## What you will do:
Count the lines below that contain the word "刚闭合开关", and reply with that number alone.

[Extracted data entries]
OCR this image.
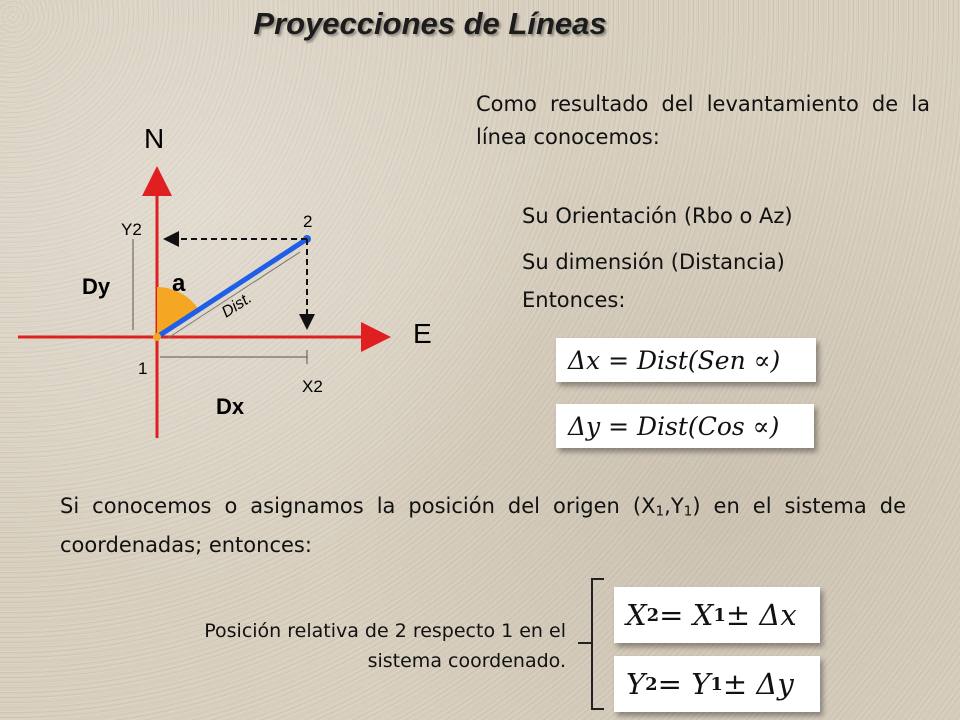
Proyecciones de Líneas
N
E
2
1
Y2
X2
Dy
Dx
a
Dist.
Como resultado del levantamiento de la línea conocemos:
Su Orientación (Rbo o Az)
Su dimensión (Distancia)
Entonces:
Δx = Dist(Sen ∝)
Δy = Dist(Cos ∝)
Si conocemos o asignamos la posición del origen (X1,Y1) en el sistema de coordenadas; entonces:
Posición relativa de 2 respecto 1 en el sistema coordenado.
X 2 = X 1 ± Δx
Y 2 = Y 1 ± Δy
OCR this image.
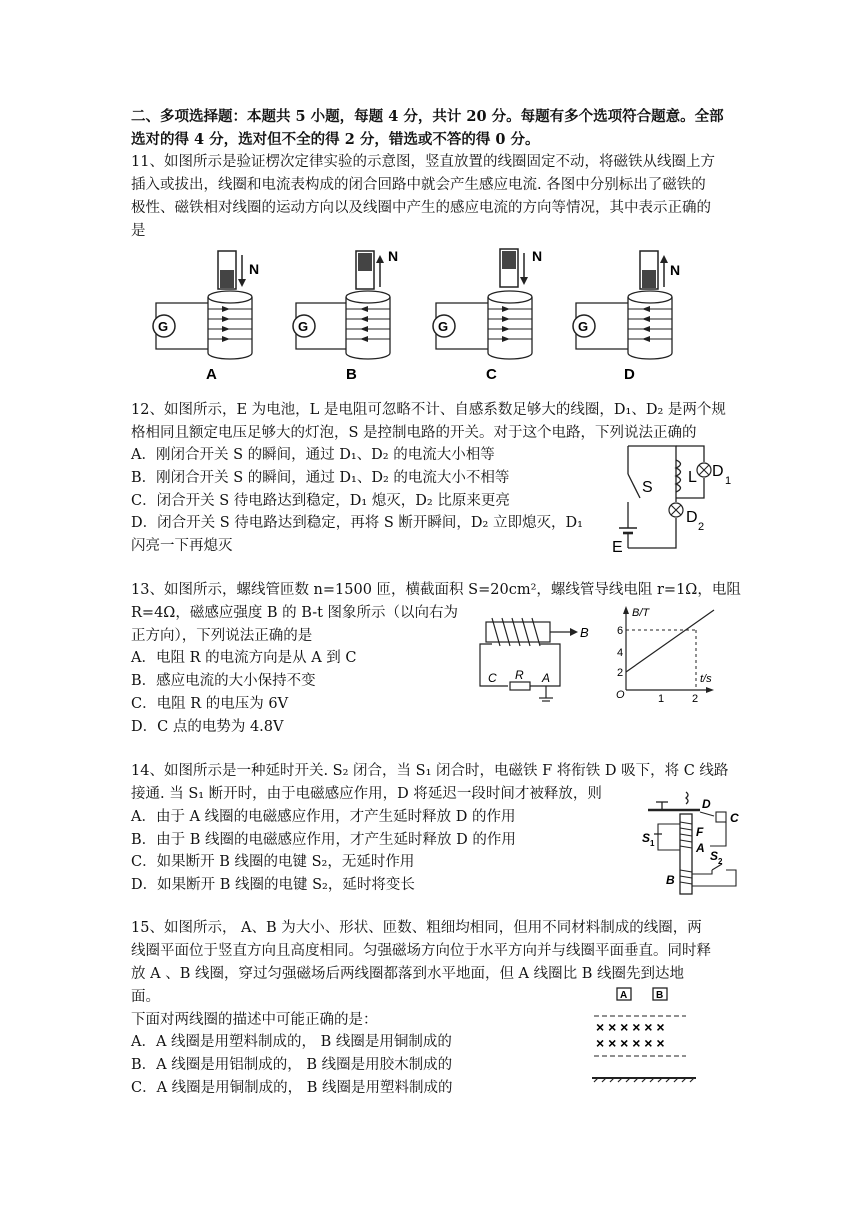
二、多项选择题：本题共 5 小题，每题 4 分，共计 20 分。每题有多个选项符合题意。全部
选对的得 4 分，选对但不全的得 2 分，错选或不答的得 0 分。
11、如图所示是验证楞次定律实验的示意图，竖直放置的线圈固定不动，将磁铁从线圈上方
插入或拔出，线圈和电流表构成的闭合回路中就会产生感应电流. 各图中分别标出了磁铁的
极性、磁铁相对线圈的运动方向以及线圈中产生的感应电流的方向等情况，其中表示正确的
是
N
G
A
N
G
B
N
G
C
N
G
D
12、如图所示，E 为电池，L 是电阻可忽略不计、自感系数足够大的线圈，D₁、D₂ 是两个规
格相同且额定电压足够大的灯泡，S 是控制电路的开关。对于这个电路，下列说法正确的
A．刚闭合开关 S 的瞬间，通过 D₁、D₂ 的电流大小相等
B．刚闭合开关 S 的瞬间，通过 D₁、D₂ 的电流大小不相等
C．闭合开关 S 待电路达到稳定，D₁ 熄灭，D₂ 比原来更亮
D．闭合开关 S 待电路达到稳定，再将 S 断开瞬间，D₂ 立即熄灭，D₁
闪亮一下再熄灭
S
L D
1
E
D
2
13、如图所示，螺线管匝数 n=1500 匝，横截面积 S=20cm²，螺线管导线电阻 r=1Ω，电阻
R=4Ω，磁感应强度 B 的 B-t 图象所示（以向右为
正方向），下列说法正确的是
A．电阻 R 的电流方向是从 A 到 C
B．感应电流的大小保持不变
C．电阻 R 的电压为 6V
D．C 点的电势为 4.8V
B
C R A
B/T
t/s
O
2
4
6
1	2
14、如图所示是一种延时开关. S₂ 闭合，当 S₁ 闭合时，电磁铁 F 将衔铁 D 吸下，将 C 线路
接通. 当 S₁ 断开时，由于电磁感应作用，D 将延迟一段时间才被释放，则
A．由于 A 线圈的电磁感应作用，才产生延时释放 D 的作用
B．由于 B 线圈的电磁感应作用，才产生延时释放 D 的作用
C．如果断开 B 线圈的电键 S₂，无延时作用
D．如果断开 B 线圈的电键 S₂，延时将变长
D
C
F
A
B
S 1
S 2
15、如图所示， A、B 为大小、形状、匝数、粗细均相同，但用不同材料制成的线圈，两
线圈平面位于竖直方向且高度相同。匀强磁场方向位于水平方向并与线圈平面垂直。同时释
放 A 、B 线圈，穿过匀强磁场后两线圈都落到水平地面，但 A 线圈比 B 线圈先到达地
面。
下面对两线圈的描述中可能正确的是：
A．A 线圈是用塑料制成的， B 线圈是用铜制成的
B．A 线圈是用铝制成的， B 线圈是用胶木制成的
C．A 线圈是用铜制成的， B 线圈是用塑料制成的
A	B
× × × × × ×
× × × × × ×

==

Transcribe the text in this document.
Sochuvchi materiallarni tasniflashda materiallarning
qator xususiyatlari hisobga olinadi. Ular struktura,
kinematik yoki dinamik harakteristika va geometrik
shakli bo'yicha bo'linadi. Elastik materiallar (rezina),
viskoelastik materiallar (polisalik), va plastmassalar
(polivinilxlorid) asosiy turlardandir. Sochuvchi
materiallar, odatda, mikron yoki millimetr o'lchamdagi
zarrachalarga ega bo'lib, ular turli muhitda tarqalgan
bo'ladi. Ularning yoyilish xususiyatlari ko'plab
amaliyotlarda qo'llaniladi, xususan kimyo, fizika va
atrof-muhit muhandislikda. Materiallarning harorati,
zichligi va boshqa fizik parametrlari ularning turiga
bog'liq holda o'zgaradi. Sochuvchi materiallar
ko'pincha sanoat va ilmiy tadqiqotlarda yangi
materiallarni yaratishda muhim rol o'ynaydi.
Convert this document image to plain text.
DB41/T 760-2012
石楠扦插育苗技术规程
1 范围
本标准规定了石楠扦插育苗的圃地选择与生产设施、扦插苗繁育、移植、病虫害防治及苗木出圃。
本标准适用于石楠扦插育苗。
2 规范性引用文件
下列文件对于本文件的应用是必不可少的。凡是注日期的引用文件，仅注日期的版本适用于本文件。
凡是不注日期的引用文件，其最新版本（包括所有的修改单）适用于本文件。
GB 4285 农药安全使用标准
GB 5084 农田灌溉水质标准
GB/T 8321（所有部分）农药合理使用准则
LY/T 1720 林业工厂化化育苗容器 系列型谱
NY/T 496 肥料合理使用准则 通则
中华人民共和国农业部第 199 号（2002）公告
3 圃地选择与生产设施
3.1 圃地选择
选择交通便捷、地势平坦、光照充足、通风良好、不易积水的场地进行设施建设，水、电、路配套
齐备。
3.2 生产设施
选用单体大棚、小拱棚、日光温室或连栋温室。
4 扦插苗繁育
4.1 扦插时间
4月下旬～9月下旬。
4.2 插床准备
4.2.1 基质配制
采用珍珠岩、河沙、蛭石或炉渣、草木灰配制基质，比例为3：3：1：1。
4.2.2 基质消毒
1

## Written reply:
2